Part of a data file:
-- BEGIN --

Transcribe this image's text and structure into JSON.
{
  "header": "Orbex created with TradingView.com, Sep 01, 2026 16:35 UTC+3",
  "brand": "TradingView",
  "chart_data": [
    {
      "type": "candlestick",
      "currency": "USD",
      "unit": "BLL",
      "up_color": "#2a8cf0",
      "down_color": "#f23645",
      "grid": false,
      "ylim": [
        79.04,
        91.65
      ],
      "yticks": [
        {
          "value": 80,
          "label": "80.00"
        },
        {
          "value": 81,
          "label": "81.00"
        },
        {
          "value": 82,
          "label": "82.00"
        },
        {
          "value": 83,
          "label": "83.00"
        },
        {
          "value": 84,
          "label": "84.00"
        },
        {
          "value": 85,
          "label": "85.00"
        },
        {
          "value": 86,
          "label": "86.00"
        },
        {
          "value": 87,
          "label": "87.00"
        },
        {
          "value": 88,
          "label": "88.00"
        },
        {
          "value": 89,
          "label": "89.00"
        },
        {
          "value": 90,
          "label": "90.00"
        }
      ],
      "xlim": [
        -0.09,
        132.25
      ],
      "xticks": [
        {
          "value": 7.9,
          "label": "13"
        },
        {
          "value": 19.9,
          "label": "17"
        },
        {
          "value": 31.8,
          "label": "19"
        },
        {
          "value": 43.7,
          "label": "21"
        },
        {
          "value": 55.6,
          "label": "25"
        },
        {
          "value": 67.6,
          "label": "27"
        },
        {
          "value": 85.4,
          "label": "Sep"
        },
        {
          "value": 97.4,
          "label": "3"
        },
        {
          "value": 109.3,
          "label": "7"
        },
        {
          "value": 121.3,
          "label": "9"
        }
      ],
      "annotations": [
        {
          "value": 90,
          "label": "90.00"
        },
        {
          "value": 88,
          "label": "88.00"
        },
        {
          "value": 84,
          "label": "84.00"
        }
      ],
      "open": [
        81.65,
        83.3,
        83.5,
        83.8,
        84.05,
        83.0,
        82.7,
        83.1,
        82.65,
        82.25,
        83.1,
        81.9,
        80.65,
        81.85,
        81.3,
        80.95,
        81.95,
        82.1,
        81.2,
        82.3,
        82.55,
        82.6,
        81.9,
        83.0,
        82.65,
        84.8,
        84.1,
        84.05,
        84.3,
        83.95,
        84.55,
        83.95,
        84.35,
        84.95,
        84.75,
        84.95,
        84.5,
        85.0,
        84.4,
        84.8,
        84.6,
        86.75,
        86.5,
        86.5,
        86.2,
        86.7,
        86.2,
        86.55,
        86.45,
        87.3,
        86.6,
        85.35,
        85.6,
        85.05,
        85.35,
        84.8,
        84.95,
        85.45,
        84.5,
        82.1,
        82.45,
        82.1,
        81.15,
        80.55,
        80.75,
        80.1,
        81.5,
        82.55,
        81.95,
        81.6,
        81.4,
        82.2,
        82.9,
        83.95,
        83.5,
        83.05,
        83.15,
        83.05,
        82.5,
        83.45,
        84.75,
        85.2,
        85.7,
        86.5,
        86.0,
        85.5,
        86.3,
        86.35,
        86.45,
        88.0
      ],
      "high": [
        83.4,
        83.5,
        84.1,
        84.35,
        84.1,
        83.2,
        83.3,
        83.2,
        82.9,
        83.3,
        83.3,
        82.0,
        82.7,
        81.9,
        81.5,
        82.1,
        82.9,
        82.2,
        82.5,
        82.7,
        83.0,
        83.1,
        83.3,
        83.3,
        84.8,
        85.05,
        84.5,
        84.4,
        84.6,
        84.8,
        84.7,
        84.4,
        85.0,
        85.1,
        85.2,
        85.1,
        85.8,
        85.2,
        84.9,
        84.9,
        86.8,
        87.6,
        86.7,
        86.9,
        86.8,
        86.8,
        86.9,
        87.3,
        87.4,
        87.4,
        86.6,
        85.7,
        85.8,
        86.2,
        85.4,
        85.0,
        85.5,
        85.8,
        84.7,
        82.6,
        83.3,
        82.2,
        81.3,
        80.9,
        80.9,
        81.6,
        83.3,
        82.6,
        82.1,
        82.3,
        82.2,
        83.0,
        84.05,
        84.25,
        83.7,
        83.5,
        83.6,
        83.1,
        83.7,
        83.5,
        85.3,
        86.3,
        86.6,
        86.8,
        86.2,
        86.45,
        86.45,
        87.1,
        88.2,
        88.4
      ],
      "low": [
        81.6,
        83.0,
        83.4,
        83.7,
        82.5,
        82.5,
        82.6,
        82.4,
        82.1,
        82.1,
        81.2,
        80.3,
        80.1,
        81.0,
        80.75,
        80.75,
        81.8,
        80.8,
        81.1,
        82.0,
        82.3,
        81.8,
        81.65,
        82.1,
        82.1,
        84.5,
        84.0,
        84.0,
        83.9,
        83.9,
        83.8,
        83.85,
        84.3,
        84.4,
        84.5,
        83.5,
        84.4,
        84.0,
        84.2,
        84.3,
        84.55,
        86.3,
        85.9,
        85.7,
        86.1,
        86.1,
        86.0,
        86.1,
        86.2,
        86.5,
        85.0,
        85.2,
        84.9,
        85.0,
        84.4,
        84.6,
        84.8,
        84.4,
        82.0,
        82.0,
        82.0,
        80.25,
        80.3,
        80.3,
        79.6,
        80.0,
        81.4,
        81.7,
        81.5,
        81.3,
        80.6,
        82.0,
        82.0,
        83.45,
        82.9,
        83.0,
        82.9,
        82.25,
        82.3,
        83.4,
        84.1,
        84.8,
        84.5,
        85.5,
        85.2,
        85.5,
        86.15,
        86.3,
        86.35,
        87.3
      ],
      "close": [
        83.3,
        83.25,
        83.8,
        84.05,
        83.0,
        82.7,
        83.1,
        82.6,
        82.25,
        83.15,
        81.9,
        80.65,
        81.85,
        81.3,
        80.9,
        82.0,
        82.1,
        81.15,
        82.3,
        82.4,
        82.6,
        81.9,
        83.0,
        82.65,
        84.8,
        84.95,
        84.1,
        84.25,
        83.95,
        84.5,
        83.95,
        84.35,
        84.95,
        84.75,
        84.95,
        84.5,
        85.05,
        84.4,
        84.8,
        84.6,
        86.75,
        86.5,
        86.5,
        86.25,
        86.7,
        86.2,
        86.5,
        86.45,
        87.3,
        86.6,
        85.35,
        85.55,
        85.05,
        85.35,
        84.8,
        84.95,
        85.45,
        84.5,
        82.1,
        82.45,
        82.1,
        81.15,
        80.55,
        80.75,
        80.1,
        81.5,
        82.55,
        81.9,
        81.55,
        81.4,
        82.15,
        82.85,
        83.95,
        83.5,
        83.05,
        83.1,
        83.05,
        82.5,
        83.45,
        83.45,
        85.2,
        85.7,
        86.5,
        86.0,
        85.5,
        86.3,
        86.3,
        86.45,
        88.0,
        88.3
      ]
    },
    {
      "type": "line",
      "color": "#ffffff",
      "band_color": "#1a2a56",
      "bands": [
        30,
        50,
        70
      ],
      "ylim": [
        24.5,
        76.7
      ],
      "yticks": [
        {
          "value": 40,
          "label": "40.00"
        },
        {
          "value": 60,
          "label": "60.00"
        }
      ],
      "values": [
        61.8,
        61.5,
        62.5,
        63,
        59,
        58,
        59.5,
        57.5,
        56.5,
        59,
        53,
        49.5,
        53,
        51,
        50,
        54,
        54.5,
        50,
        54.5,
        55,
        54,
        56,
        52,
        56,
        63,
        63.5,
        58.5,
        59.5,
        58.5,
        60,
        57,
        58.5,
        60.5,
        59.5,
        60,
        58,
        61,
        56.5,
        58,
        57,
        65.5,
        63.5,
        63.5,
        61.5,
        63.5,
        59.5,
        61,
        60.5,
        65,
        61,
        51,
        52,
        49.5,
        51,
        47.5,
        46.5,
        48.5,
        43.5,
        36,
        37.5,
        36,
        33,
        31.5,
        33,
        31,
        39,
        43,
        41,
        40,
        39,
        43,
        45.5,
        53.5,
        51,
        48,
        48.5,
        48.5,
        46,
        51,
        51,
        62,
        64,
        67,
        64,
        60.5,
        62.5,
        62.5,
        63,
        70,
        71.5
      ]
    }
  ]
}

-- END --

§ **EXERCISE REQUIREMENTS**
Go through the material and copy out every line with "TradingView" in it.

§ **RESPONSE TO THE EXERCISE**
  "header": "Orbex created with TradingView.com, Sep 01, 2026 16:35 UTC+3",
  "brand": "TradingView",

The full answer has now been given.